WRITTEN TASK. Could you copy the listing below line for line, reproducing every character with nothing changed, added, or left out?

============

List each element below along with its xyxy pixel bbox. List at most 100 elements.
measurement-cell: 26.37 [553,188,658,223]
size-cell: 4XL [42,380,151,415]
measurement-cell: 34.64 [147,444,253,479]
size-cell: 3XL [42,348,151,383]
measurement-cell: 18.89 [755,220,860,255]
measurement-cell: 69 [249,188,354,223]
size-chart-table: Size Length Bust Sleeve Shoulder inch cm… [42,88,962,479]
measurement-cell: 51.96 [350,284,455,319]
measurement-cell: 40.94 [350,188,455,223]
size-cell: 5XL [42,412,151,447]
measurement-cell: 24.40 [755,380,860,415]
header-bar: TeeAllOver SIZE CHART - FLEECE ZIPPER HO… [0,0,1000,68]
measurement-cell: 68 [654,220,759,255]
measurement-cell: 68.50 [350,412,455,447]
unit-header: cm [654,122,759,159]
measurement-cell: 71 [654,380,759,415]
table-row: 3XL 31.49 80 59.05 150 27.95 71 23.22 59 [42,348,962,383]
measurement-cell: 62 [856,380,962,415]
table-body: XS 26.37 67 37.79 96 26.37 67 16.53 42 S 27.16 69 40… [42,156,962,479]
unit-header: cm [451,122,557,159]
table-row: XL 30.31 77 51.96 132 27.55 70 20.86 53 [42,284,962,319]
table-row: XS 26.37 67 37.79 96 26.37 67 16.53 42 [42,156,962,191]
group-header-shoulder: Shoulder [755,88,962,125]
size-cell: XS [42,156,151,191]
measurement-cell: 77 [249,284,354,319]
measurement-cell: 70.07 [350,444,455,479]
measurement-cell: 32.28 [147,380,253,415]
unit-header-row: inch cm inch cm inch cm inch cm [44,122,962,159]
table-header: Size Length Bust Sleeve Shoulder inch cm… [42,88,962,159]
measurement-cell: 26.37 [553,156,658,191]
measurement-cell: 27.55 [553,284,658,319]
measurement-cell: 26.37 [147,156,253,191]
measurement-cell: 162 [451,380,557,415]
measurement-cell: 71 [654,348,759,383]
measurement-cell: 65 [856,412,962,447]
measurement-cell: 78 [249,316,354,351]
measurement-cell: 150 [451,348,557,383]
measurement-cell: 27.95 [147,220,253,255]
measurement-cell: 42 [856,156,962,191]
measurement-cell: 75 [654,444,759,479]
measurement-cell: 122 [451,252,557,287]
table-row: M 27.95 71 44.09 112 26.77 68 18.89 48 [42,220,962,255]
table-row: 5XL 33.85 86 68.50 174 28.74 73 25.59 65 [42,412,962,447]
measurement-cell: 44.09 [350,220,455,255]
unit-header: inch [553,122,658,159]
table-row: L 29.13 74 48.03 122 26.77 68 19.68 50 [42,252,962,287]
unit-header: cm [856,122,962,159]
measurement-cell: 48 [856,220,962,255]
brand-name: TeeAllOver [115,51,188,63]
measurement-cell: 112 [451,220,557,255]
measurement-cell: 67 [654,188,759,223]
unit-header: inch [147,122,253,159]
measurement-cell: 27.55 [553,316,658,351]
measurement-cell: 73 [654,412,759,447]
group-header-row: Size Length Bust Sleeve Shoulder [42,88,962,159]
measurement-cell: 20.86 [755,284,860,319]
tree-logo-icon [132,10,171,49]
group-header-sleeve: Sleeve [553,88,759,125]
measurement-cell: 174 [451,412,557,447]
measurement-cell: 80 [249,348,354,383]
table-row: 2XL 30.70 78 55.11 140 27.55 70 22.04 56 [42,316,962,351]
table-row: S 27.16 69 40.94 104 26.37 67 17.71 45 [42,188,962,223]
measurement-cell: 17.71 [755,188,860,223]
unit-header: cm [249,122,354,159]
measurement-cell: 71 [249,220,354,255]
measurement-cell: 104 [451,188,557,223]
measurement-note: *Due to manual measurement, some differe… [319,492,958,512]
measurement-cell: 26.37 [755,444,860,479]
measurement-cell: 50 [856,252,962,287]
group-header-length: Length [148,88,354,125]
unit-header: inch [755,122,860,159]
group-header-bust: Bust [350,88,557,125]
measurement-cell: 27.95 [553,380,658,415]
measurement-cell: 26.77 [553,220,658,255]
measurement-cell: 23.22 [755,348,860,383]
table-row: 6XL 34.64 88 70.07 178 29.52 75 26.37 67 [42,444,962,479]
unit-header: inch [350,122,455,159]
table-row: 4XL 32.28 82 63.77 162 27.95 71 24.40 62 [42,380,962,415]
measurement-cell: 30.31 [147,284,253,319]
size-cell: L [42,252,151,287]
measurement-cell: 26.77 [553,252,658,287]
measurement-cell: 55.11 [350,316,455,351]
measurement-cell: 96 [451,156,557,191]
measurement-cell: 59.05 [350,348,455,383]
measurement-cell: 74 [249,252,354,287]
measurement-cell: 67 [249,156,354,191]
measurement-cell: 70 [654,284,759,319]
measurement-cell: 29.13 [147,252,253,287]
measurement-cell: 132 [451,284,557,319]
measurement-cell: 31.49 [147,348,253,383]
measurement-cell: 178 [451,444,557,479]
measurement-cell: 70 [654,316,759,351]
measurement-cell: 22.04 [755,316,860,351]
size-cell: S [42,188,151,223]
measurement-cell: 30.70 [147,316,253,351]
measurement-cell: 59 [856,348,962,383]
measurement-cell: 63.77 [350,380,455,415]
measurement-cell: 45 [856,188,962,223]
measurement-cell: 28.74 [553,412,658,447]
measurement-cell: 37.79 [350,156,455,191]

============

SOLUTION FOR THIS EXERCISE.
List each element below along with its xyxy pixel bbox. List at most 100 elements.
measurement-cell: 26.37 [553,188,658,223]
size-cell: 4XL [42,380,151,415]
measurement-cell: 34.64 [147,444,253,479]
size-cell: 3XL [42,348,151,383]
measurement-cell: 18.89 [755,220,860,255]
measurement-cell: 69 [249,188,354,223]
size-chart-table: Size Length Bust Sleeve Shoulder inch cm… [42,88,962,479]
measurement-cell: 51.96 [350,284,455,319]
measurement-cell: 40.94 [350,188,455,223]
size-cell: 5XL [42,412,151,447]
measurement-cell: 24.40 [755,380,860,415]
header-bar: TeeAllOver SIZE CHART - FLEECE ZIPPER HO… [0,0,1000,68]
measurement-cell: 68 [654,220,759,255]
measurement-cell: 68.50 [350,412,455,447]
unit-header: cm [654,122,759,159]
measurement-cell: 71 [654,380,759,415]
table-row: 3XL 31.49 80 59.05 150 27.95 71 23.22 59 [42,348,962,383]
measurement-cell: 62 [856,380,962,415]
table-body: XS 26.37 67 37.79 96 26.37 67 16.53 42 S 27.16 69 40… [42,156,962,479]
unit-header: cm [451,122,557,159]
table-row: XL 30.31 77 51.96 132 27.55 70 20.86 53 [42,284,962,319]
table-row: XS 26.37 67 37.79 96 26.37 67 16.53 42 [42,156,962,191]
group-header-shoulder: Shoulder [755,88,962,125]
size-cell: XS [42,156,151,191]
measurement-cell: 77 [249,284,354,319]
measurement-cell: 70.07 [350,444,455,479]
measurement-cell: 32.28 [147,380,253,415]
unit-header-row: inch cm inch cm inch cm inch cm [44,122,962,159]
table-header: Size Length Bust Sleeve Shoulder inch cm… [42,88,962,159]
measurement-cell: 26.37 [553,156,658,191]
measurement-cell: 27.55 [553,284,658,319]
measurement-cell: 26.37 [147,156,253,191]
measurement-cell: 162 [451,380,557,415]
measurement-cell: 71 [654,348,759,383]
measurement-cell: 65 [856,412,962,447]
measurement-cell: 78 [249,316,354,351]
measurement-cell: 150 [451,348,557,383]
measurement-cell: 27.95 [147,220,253,255]
measurement-cell: 42 [856,156,962,191]
measurement-cell: 75 [654,444,759,479]
measurement-cell: 122 [451,252,557,287]
table-row: M 27.95 71 44.09 112 26.77 68 18.89 48 [42,220,962,255]
table-row: 5XL 33.85 86 68.50 174 28.74 73 25.59 65 [42,412,962,447]
measurement-cell: 44.09 [350,220,455,255]
unit-header: inch [553,122,658,159]
table-row: L 29.13 74 48.03 122 26.77 68 19.68 50 [42,252,962,287]
unit-header: cm [856,122,962,159]
measurement-cell: 48 [856,220,962,255]
brand-name: TeeAllOver [115,51,188,63]
measurement-cell: 112 [451,220,557,255]
measurement-cell: 67 [654,188,759,223]
unit-header: inch [147,122,253,159]
measurement-cell: 27.55 [553,316,658,351]
measurement-cell: 73 [654,412,759,447]
group-header-row: Size Length Bust Sleeve Shoulder [42,88,962,159]
measurement-cell: 20.86 [755,284,860,319]
tree-logo-icon [132,10,171,49]
group-header-sleeve: Sleeve [553,88,759,125]
measurement-cell: 174 [451,412,557,447]
measurement-cell: 80 [249,348,354,383]
table-row: 2XL 30.70 78 55.11 140 27.55 70 22.04 56 [42,316,962,351]
table-row: S 27.16 69 40.94 104 26.37 67 17.71 45 [42,188,962,223]
measurement-cell: 17.71 [755,188,860,223]
unit-header: cm [249,122,354,159]
measurement-cell: 71 [249,220,354,255]
measurement-cell: 104 [451,188,557,223]
measurement-note: *Due to manual measurement, some differe… [319,492,958,512]
measurement-cell: 26.37 [755,444,860,479]
measurement-cell: 50 [856,252,962,287]
group-header-length: Length [148,88,354,125]
unit-header: inch [755,122,860,159]
group-header-bust: Bust [350,88,557,125]
measurement-cell: 27.95 [553,380,658,415]
measurement-cell: 26.77 [553,220,658,255]
measurement-cell: 23.22 [755,348,860,383]
table-row: 6XL 34.64 88 70.07 178 29.52 75 26.37 67 [42,444,962,479]
unit-header: inch [350,122,455,159]
table-row: 4XL 32.28 82 63.77 162 27.95 71 24.40 62 [42,380,962,415]
measurement-cell: 30.31 [147,284,253,319]
size-cell: L [42,252,151,287]
measurement-cell: 26.77 [553,252,658,287]
measurement-cell: 55.11 [350,316,455,351]
measurement-cell: 96 [451,156,557,191]
measurement-cell: 59.05 [350,348,455,383]
measurement-cell: 74 [249,252,354,287]
measurement-cell: 67 [249,156,354,191]
measurement-cell: 70 [654,284,759,319]
measurement-cell: 29.13 [147,252,253,287]
measurement-cell: 132 [451,284,557,319]
measurement-cell: 31.49 [147,348,253,383]
measurement-cell: 178 [451,444,557,479]
measurement-cell: 70 [654,316,759,351]
measurement-cell: 22.04 [755,316,860,351]
size-cell: S [42,188,151,223]
measurement-cell: 30.70 [147,316,253,351]
measurement-cell: 59 [856,348,962,383]
measurement-cell: 63.77 [350,380,455,415]
measurement-cell: 45 [856,188,962,223]
measurement-cell: 28.74 [553,412,658,447]
measurement-cell: 37.79 [350,156,455,191]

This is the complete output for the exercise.